• Given task 1:
Answer these questions from the Otherland review.
(a) In what year did Maria Tumarkin leave the country she returns to?
(b) At which airport does she wait for the final flight?
(c) What does her daughter refuse to do on a long-distance train trip?
• Given task 2:
Revise part of the Otherland review by changing "adolescent" to "teenage". Begin at the words "Sometimes the gulf" and stop after "am ridiculously underdressed’.".
• Given task 3:
Carry the review of the book Otherland forward from its last sentence.

• Passage:
______________________________
Sometimes the gulf between reality and imagination is vast. Often it is at its greatest when it involves those things closest to our hearts, for here the possibility of self delusion is at its greatest.

When Maria Tumarkin returns to Russia with her Australian-born adolescent daughter Billie, she is hoping to share her past and to deepen the bonds between them. However the country she left in 1989 no longer exists and she rapidly realises that she can neither predict nor shape her daughter’s responses to the physical and emotional onslaught of the trip they are undertaking. Her own reactions also surprise her. While waiting at Vienna airport for their final flight, she is expecting to connect with the ‘lost, tense teenager I was myself when the Tumarkin family departed Kharkov almost twenty years ago’. Instead she finds herself thinking ‘Oh God, I am ridiculously underdressed’.

It is this exploration of her own visceral reactions to her birth country – to the familiar and to the changed – that is a major strength of Otherland. This willingness to delve into her own uncertainly and vulnerability when things do not go as planned. As she meets up with long lost friends and acquaintances, as she deals with the petty humiliations of bureaucracy, as her daughter refuses to use the toilets on a long distance train trip – all the challenges of the journey are met with an intense introspection.
______________________________
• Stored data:

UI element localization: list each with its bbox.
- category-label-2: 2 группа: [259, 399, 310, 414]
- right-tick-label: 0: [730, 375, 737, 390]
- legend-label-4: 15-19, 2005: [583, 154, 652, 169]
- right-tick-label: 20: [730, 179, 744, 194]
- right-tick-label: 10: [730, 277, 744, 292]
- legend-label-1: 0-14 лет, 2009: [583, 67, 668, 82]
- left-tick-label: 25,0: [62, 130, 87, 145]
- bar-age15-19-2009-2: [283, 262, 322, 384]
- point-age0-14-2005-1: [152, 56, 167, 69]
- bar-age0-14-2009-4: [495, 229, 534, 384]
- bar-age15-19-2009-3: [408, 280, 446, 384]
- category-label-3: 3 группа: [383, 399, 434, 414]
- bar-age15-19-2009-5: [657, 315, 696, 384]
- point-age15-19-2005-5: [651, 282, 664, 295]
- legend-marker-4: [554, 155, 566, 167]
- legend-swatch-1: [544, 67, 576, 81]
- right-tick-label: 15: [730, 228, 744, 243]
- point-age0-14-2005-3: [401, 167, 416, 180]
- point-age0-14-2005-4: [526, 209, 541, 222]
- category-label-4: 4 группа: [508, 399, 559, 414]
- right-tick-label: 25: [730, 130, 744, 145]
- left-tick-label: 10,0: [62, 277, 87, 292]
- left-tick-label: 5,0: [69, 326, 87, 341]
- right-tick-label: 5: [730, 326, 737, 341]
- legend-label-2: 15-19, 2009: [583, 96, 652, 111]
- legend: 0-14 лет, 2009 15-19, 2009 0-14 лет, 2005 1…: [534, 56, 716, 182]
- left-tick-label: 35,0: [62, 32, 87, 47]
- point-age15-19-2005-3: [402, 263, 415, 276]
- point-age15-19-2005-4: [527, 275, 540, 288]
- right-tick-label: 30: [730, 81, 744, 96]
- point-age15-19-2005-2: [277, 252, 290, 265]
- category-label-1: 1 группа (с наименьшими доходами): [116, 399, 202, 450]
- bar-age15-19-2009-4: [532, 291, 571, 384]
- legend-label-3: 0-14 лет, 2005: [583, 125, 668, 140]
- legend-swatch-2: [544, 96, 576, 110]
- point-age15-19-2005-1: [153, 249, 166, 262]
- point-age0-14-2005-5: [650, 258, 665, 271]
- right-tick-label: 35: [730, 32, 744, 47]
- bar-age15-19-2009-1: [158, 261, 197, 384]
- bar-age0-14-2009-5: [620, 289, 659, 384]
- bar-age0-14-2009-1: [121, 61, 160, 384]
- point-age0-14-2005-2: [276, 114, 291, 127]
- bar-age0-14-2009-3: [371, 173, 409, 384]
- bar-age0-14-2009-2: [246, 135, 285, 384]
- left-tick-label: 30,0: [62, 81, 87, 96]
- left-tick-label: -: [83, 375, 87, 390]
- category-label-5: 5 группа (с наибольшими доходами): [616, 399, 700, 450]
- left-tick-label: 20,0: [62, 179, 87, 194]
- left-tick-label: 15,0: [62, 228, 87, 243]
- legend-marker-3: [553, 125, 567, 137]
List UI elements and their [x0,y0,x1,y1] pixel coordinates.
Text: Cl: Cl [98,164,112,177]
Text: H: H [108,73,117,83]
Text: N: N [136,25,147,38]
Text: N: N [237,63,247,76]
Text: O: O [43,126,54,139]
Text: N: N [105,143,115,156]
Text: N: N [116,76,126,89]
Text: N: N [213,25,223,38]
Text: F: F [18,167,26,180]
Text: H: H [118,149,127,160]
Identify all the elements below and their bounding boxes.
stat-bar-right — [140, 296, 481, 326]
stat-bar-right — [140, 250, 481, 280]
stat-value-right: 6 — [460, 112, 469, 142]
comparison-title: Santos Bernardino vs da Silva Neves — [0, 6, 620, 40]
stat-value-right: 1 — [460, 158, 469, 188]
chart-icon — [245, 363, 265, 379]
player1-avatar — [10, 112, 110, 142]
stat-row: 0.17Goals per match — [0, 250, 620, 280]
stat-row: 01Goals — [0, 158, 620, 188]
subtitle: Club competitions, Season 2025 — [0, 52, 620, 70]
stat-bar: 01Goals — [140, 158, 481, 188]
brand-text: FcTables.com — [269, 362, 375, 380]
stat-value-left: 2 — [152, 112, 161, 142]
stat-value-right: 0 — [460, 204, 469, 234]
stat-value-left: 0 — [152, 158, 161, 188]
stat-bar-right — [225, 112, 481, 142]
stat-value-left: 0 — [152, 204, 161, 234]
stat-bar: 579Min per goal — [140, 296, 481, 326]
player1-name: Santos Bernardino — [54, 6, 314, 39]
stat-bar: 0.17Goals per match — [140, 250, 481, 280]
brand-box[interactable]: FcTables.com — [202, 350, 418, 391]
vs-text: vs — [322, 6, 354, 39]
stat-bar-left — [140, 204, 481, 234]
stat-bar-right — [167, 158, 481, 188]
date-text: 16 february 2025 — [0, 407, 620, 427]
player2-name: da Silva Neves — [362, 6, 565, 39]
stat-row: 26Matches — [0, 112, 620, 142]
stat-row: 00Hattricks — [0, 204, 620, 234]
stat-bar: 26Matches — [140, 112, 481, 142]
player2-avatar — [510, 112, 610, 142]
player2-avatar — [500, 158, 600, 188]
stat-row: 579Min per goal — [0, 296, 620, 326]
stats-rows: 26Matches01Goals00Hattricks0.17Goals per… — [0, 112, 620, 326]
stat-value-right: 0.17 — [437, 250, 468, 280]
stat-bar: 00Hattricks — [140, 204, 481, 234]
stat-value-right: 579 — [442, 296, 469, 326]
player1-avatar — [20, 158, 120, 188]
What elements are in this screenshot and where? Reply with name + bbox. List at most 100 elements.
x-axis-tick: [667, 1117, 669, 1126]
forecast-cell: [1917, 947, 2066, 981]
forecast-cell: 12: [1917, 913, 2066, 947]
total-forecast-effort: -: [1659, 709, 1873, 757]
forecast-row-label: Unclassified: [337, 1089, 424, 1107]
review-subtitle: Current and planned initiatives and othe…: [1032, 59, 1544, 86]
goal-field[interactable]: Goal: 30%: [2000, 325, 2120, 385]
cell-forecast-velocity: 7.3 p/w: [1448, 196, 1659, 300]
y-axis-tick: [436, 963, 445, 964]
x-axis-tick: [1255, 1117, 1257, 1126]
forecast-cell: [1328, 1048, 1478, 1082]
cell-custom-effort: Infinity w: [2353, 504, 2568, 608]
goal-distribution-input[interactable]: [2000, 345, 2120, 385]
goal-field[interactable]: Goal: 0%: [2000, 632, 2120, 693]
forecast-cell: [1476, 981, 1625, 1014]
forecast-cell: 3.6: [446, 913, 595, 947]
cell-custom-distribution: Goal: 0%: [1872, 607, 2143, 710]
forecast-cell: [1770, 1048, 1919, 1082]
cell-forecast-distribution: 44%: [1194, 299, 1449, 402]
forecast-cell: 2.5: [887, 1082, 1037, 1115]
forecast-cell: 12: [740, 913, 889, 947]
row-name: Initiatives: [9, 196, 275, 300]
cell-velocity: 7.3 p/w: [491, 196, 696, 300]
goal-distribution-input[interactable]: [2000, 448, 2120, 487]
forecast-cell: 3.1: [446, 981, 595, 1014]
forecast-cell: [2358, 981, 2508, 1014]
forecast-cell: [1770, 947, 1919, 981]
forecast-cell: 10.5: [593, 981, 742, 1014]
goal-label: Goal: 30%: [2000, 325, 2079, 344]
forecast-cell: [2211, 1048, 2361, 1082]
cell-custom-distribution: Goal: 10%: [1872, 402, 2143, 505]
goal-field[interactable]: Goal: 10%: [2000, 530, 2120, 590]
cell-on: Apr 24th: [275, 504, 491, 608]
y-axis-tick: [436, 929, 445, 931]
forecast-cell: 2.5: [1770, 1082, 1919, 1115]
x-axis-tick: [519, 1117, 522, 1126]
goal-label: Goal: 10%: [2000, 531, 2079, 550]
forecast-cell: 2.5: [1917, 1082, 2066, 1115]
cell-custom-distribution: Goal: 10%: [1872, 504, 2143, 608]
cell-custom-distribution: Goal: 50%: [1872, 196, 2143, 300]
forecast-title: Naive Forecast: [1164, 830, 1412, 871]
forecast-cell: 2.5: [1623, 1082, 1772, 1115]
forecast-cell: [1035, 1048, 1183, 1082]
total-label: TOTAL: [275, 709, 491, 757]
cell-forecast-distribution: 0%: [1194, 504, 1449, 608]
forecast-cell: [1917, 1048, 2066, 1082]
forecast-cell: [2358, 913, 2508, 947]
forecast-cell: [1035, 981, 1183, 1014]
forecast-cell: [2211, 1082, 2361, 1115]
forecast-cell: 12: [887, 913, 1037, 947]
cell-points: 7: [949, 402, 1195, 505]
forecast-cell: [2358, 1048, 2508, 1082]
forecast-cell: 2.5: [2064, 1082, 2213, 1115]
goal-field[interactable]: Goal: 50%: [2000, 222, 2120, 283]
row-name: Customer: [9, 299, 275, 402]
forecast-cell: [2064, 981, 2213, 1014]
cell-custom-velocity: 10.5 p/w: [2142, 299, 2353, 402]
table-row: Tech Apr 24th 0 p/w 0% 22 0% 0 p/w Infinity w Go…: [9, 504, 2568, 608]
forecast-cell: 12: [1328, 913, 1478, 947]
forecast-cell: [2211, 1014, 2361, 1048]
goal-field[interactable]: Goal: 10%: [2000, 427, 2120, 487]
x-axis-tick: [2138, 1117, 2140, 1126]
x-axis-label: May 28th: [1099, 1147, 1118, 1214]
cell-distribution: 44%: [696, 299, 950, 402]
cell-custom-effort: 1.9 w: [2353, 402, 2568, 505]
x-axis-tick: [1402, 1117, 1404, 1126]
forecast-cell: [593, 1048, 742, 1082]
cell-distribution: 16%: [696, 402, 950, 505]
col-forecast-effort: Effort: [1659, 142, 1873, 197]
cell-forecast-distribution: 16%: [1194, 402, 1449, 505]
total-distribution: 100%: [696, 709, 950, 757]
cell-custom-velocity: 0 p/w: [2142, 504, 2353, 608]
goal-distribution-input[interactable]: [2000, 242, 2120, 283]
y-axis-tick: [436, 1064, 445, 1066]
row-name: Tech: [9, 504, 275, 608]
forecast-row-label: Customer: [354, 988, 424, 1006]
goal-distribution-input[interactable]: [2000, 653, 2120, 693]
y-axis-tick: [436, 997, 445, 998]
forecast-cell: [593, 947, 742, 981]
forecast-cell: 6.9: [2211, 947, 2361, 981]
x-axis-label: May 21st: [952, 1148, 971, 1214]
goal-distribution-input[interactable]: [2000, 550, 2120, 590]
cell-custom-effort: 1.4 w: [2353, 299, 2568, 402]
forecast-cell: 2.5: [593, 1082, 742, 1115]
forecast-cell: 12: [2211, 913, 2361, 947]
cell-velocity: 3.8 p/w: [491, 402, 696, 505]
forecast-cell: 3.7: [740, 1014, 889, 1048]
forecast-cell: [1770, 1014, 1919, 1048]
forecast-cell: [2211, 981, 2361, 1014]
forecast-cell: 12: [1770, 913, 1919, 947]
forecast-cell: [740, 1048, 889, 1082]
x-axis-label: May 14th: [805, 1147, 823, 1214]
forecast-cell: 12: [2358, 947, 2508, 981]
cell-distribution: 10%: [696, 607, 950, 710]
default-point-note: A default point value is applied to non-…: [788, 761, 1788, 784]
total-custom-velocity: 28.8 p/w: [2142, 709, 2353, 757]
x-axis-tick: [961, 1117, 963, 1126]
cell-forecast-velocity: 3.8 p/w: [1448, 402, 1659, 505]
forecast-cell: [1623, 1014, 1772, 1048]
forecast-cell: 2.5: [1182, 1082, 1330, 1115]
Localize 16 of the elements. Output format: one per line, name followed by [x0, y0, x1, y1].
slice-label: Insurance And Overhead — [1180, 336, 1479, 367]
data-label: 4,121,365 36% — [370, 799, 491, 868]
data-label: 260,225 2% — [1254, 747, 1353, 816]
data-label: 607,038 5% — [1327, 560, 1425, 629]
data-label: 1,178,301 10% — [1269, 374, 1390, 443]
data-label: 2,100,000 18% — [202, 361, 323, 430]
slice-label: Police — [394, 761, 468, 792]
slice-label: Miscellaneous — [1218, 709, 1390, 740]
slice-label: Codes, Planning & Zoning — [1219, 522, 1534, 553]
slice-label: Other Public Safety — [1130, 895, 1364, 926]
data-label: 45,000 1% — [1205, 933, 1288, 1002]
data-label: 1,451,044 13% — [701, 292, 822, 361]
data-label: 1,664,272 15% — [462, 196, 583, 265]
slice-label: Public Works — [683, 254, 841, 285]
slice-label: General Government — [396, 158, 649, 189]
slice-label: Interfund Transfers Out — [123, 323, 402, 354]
______________________________
• Expected output 1:
(a) 1989
(b) Vienna
(c) Use the toilets

• Expected output 2:
Sometimes the gulf between reality and imagination is vast. Often it is at its greatest when it involves those things closest to our hearts, for here the possibility of self delusion is at its greatest.

When Maria Tumarkin returns to Russia with her Australian-born teenage daughter Billie, she is hoping to share her past and to deepen the bonds between them. However the country she left in 1989 no longer exists and she rapidly realises that she can neither predict nor shape her daughter’s responses to the physical and emotional onslaught of the trip they are undertaking. Her own reactions also surprise her. While waiting at Vienna airport for their final flight, she is expecting to connect with the ‘lost, tense teenager I was myself when the Tumarkin family departed Kharkov almost twenty years ago’. Instead she finds herself thinking ‘Oh God, I am ridiculously underdressed’.

• Expected output 3:
She reflects on the work of many other Russian writers and thinkers, placing herself in a vivid tapestry of words and ideas. She also quotes at length from Billie’s diaries and this youthful input gives the book immediacy by centring the action in a voice that is clear and certain. This contrasts well with the multi-layered, highly-textured structure of her own thoughts and observations. There are many rich and varied themes running through this work. It is a book about mother–daughter relationships and it is also a book about Russia. Both are themes of truly epic proportion and Maria Tumarkin does them both justice.

She was born in 1974 in the former Soviet Union in a Russian Jewish family, which in 1989 immigrated to Australia. She has published two other books, Traumascapes (2005) and Courage (2007). She lives in Melbourne with her two children and is currently working as a Research Fellow at the Institute for Social Research, Swinburne on the international ‘Social Memory and Historical Justice’ project.

Otherland is Maria’s third book. It is a complex and beautifully written work and has been shortlisted for The Age Non-Fiction Book of The Year.